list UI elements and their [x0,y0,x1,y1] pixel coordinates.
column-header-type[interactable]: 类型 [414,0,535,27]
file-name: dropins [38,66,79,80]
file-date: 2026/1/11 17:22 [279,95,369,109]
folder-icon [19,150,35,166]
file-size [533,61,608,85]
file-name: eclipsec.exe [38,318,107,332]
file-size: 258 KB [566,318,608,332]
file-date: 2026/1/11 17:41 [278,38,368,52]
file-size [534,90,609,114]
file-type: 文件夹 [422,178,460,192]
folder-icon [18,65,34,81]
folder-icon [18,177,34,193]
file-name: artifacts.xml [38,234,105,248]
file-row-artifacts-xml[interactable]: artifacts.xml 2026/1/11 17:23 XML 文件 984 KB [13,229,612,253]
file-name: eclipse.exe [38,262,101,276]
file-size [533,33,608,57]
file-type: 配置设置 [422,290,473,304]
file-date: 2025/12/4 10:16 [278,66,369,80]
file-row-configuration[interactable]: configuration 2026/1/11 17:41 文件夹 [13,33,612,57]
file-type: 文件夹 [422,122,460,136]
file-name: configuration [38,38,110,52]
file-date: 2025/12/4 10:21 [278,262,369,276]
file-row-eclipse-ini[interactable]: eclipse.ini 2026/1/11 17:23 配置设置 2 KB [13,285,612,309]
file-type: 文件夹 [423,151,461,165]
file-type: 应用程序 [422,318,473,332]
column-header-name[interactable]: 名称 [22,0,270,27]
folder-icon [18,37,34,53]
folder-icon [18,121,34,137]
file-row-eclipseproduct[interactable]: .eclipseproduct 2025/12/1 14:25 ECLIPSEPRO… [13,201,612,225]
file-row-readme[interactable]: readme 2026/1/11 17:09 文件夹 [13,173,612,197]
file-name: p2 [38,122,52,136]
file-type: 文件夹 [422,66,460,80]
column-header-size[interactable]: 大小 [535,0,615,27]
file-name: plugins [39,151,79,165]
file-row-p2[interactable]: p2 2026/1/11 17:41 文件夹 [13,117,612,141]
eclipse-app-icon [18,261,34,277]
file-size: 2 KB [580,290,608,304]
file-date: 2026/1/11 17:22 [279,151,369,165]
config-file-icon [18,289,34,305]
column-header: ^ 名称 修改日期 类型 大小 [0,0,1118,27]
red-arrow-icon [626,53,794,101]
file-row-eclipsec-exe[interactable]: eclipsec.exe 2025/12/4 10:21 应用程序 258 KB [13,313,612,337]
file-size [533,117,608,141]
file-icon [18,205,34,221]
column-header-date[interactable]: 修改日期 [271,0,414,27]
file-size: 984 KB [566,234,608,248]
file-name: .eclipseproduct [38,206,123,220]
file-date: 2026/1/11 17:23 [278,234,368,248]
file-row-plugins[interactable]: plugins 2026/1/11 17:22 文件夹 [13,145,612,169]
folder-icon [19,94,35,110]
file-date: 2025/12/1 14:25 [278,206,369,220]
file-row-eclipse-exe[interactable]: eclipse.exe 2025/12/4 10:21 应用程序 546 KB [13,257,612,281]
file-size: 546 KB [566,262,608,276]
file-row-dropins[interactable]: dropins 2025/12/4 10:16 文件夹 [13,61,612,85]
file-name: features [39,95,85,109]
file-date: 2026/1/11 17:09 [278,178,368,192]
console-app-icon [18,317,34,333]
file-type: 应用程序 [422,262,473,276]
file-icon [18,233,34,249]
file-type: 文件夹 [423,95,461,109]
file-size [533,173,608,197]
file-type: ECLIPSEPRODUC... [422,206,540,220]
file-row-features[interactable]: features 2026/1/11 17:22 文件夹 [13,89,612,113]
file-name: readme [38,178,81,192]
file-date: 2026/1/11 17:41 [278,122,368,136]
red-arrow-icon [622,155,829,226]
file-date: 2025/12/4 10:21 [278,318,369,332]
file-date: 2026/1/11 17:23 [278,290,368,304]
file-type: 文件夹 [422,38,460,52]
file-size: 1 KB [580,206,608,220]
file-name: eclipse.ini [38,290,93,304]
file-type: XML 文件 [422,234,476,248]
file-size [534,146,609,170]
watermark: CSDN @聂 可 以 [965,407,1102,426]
════
Reproduce every line of the records above verbatim, in the same order, with nothing added or left out.

list UI elements and their [x0,y0,x1,y1] pixel coordinates.
column-header-type[interactable]: 类型 [414,0,535,27]
file-name: dropins [38,66,79,80]
file-date: 2026/1/11 17:22 [279,95,369,109]
folder-icon [19,150,35,166]
file-size [533,61,608,85]
file-name: eclipsec.exe [38,318,107,332]
file-size: 258 KB [566,318,608,332]
file-date: 2026/1/11 17:41 [278,38,368,52]
file-size [534,90,609,114]
file-type: 文件夹 [422,178,460,192]
folder-icon [18,65,34,81]
folder-icon [18,177,34,193]
file-name: artifacts.xml [38,234,105,248]
file-row-artifacts-xml[interactable]: artifacts.xml 2026/1/11 17:23 XML 文件 984 KB [13,229,612,253]
file-name: eclipse.exe [38,262,101,276]
file-size [533,33,608,57]
file-type: 配置设置 [422,290,473,304]
file-date: 2025/12/4 10:16 [278,66,369,80]
file-row-configuration[interactable]: configuration 2026/1/11 17:41 文件夹 [13,33,612,57]
file-type: 文件夹 [422,122,460,136]
file-name: configuration [38,38,110,52]
file-date: 2025/12/4 10:21 [278,262,369,276]
file-row-eclipse-ini[interactable]: eclipse.ini 2026/1/11 17:23 配置设置 2 KB [13,285,612,309]
file-type: 文件夹 [423,151,461,165]
file-type: 应用程序 [422,318,473,332]
column-header-name[interactable]: 名称 [22,0,270,27]
folder-icon [18,37,34,53]
folder-icon [18,121,34,137]
file-row-eclipseproduct[interactable]: .eclipseproduct 2025/12/1 14:25 ECLIPSEPRO… [13,201,612,225]
file-row-readme[interactable]: readme 2026/1/11 17:09 文件夹 [13,173,612,197]
file-name: p2 [38,122,52,136]
file-type: 文件夹 [422,66,460,80]
column-header-size[interactable]: 大小 [535,0,615,27]
file-name: plugins [39,151,79,165]
file-row-p2[interactable]: p2 2026/1/11 17:41 文件夹 [13,117,612,141]
eclipse-app-icon [18,261,34,277]
file-size: 2 KB [580,290,608,304]
file-date: 2026/1/11 17:22 [279,151,369,165]
config-file-icon [18,289,34,305]
column-header: ^ 名称 修改日期 类型 大小 [0,0,1118,27]
red-arrow-icon [626,53,794,101]
file-row-eclipsec-exe[interactable]: eclipsec.exe 2025/12/4 10:21 应用程序 258 KB [13,313,612,337]
file-size [533,117,608,141]
file-icon [18,205,34,221]
column-header-date[interactable]: 修改日期 [271,0,414,27]
file-size: 984 KB [566,234,608,248]
file-name: .eclipseproduct [38,206,123,220]
file-date: 2026/1/11 17:23 [278,234,368,248]
file-row-plugins[interactable]: plugins 2026/1/11 17:22 文件夹 [13,145,612,169]
folder-icon [19,94,35,110]
file-date: 2025/12/1 14:25 [278,206,369,220]
file-row-eclipse-exe[interactable]: eclipse.exe 2025/12/4 10:21 应用程序 546 KB [13,257,612,281]
file-size: 546 KB [566,262,608,276]
file-row-dropins[interactable]: dropins 2025/12/4 10:16 文件夹 [13,61,612,85]
file-name: features [39,95,85,109]
file-date: 2026/1/11 17:09 [278,178,368,192]
console-app-icon [18,317,34,333]
file-type: 应用程序 [422,262,473,276]
file-icon [18,233,34,249]
file-type: 文件夹 [423,95,461,109]
file-size [533,173,608,197]
file-type: ECLIPSEPRODUC... [422,206,540,220]
file-row-features[interactable]: features 2026/1/11 17:22 文件夹 [13,89,612,113]
file-name: readme [38,178,81,192]
file-date: 2026/1/11 17:41 [278,122,368,136]
red-arrow-icon [622,155,829,226]
file-date: 2025/12/4 10:21 [278,318,369,332]
file-date: 2026/1/11 17:23 [278,290,368,304]
file-type: 文件夹 [422,38,460,52]
file-size: 1 KB [580,206,608,220]
file-name: eclipse.ini [38,290,93,304]
file-type: XML 文件 [422,234,476,248]
file-size [534,146,609,170]
watermark: CSDN @聂 可 以 [965,407,1102,426]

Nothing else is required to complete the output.